▼

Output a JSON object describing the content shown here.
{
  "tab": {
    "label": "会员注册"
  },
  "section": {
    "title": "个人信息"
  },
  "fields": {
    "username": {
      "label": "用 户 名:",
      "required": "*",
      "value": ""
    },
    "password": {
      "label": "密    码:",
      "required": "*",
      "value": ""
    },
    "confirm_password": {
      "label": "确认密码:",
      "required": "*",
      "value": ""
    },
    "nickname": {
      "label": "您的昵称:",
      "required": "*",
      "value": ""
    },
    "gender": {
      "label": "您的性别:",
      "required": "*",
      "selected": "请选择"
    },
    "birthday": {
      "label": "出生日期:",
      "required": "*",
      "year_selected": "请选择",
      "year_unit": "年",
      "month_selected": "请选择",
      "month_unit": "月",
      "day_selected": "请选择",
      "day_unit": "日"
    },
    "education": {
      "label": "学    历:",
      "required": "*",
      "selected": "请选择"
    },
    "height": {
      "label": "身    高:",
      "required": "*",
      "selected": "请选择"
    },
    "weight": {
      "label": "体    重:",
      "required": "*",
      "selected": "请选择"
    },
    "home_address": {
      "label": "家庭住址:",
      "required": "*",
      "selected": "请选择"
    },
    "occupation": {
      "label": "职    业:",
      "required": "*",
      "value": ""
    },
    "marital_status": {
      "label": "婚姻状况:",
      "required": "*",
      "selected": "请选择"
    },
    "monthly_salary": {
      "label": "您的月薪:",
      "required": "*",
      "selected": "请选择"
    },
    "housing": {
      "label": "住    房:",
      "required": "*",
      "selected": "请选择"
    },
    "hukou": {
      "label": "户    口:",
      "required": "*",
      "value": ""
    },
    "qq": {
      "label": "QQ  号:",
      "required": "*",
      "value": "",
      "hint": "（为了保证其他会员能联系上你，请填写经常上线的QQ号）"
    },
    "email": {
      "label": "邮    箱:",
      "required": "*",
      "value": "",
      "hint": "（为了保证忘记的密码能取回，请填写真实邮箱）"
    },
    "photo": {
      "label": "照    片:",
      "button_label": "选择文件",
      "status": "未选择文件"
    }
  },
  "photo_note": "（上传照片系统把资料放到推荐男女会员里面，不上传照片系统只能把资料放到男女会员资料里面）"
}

▲

All the data must be duplicated exactly, with nothing added or removed.

■ **Result below**:
Output a JSON object describing the content shown here.
{
  "tab": {
    "label": "会员注册"
  },
  "section": {
    "title": "个人信息"
  },
  "fields": {
    "username": {
      "label": "用 户 名:",
      "required": "*",
      "value": ""
    },
    "password": {
      "label": "密    码:",
      "required": "*",
      "value": ""
    },
    "confirm_password": {
      "label": "确认密码:",
      "required": "*",
      "value": ""
    },
    "nickname": {
      "label": "您的昵称:",
      "required": "*",
      "value": ""
    },
    "gender": {
      "label": "您的性别:",
      "required": "*",
      "selected": "请选择"
    },
    "birthday": {
      "label": "出生日期:",
      "required": "*",
      "year_selected": "请选择",
      "year_unit": "年",
      "month_selected": "请选择",
      "month_unit": "月",
      "day_selected": "请选择",
      "day_unit": "日"
    },
    "education": {
      "label": "学    历:",
      "required": "*",
      "selected": "请选择"
    },
    "height": {
      "label": "身    高:",
      "required": "*",
      "selected": "请选择"
    },
    "weight": {
      "label": "体    重:",
      "required": "*",
      "selected": "请选择"
    },
    "home_address": {
      "label": "家庭住址:",
      "required": "*",
      "selected": "请选择"
    },
    "occupation": {
      "label": "职    业:",
      "required": "*",
      "value": ""
    },
    "marital_status": {
      "label": "婚姻状况:",
      "required": "*",
      "selected": "请选择"
    },
    "monthly_salary": {
      "label": "您的月薪:",
      "required": "*",
      "selected": "请选择"
    },
    "housing": {
      "label": "住    房:",
      "required": "*",
      "selected": "请选择"
    },
    "hukou": {
      "label": "户    口:",
      "required": "*",
      "value": ""
    },
    "qq": {
      "label": "QQ  号:",
      "required": "*",
      "value": "",
      "hint": "（为了保证其他会员能联系上你，请填写经常上线的QQ号）"
    },
    "email": {
      "label": "邮    箱:",
      "required": "*",
      "value": "",
      "hint": "（为了保证忘记的密码能取回，请填写真实邮箱）"
    },
    "photo": {
      "label": "照    片:",
      "button_label": "选择文件",
      "status": "未选择文件"
    }
  },
  "photo_note": "（上传照片系统把资料放到推荐男女会员里面，不上传照片系统只能把资料放到男女会员资料里面）"
}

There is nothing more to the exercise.